Requirements
Only lines with the word "百年孤独" are needed; collect each of them from the listing below.

┌─ Data lines

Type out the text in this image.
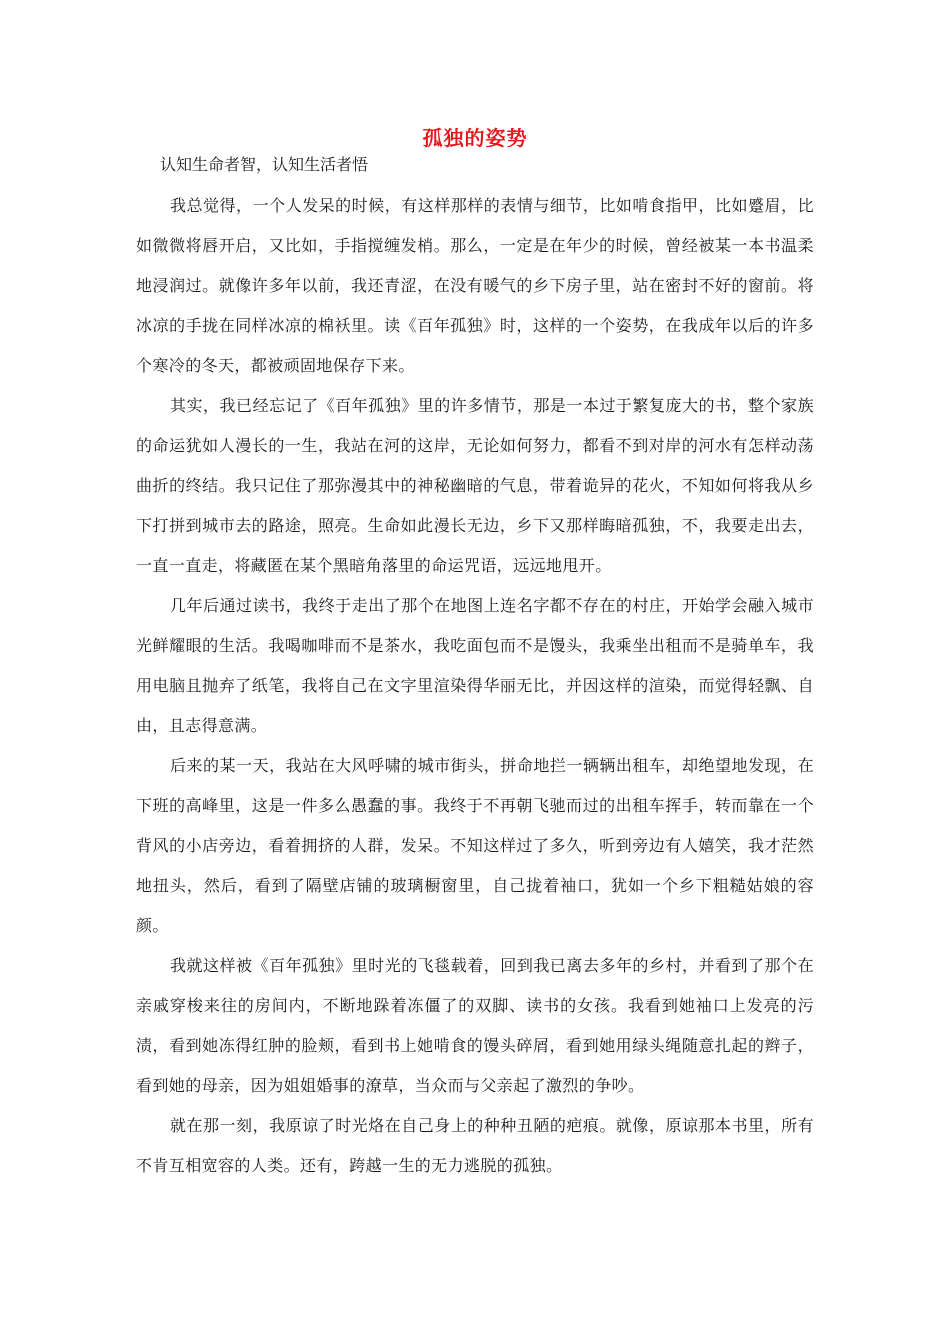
孤独的姿势
认知生命者智，认知生活者悟

我总觉得，一个人发呆的时候，有这样那样的表情与细节，比如啃食指甲，比如蹙眉，比如微微将唇开启，又比如，手指搅缠发梢。那么，一定是在年少的时候，曾经被某一本书温柔地浸润过。就像许多年以前，我还青涩，在没有暖气的乡下房子里，站在密封不好的窗前。将冰凉的手拢在同样冰凉的棉袄里。读《百年孤独》时，这样的一个姿势，在我成年以后的许多个寒冷的冬天，都被顽固地保存下来。

其实，我已经忘记了《百年孤独》里的许多情节，那是一本过于繁复庞大的书，整个家族的命运犹如人漫长的一生，我站在河的这岸，无论如何努力，都看不到对岸的河水有怎样动荡曲折的终结。我只记住了那弥漫其中的神秘幽暗的气息，带着诡异的花火，不知如何将我从乡下打拼到城市去的路途，照亮。生命如此漫长无边，乡下又那样晦暗孤独，不，我要走出去，一直一直走，将藏匿在某个黑暗角落里的命运咒语，远远地甩开。

几年后通过读书，我终于走出了那个在地图上连名字都不存在的村庄，开始学会融入城市光鲜耀眼的生活。我喝咖啡而不是茶水，我吃面包而不是馒头，我乘坐出租而不是骑单车，我用电脑且抛弃了纸笔，我将自己在文字里渲染得华丽无比，并因这样的渲染，而觉得轻飘、自由，且志得意满。

后来的某一天，我站在大风呼啸的城市街头，拼命地拦一辆辆出租车，却绝望地发现，在下班的高峰里，这是一件多么愚蠢的事。我终于不再朝飞驰而过的出租车挥手，转而靠在一个背风的小店旁边，看着拥挤的人群，发呆。不知这样过了多久，听到旁边有人嬉笑，我才茫然地扭头，然后，看到了隔壁店铺的玻璃橱窗里，自己拢着袖口，犹如一个乡下粗糙姑娘的容颜。

我就这样被《百年孤独》里时光的飞毯载着，回到我已离去多年的乡村，并看到了那个在亲戚穿梭来往的房间内，不断地跺着冻僵了的双脚、读书的女孩。我看到她袖口上发亮的污渍，看到她冻得红肿的脸颊，看到书上她啃食的馒头碎屑，看到她用绿头绳随意扎起的辫子，看到她的母亲，因为姐姐婚事的潦草，当众而与父亲起了激烈的争吵。

就在那一刻，我原谅了时光烙在自己身上的种种丑陋的疤痕。就像，原谅那本书里，所有不肯互相宽容的人类。还有，跨越一生的无力逃脱的孤独。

└─

Written solution
我总觉得，一个人发呆的时候，有这样那样的表情与细节，比如啃食指甲，比如蹙眉，比如微微将唇开启，又比如，手指搅缠发梢。那么，一定是在年少的时候，曾经被某一本书温柔地浸润过。就像许多年以前，我还青涩，在没有暖气的乡下房子里，站在密封不好的窗前。将冰凉的手拢在同样冰凉的棉袄里。读《百年孤独》时，这样的一个姿势，在我成年以后的许多个寒冷的冬天，都被顽固地保存下来。
其实，我已经忘记了《百年孤独》里的许多情节，那是一本过于繁复庞大的书，整个家族的命运犹如人漫长的一生，我站在河的这岸，无论如何努力，都看不到对岸的河水有怎样动荡曲折的终结。我只记住了那弥漫其中的神秘幽暗的气息，带着诡异的花火，不知如何将我从乡下打拼到城市去的路途，照亮。生命如此漫长无边，乡下又那样晦暗孤独，不，我要走出去，一直一直走，将藏匿在某个黑暗角落里的命运咒语，远远地甩开。
我就这样被《百年孤独》里时光的飞毯载着，回到我已离去多年的乡村，并看到了那个在亲戚穿梭来往的房间内，不断地跺着冻僵了的双脚、读书的女孩。我看到她袖口上发亮的污渍，看到她冻得红肿的脸颊，看到书上她啃食的馒头碎屑，看到她用绿头绳随意扎起的辫子，看到她的母亲，因为姐姐婚事的潦草，当众而与父亲起了激烈的争吵。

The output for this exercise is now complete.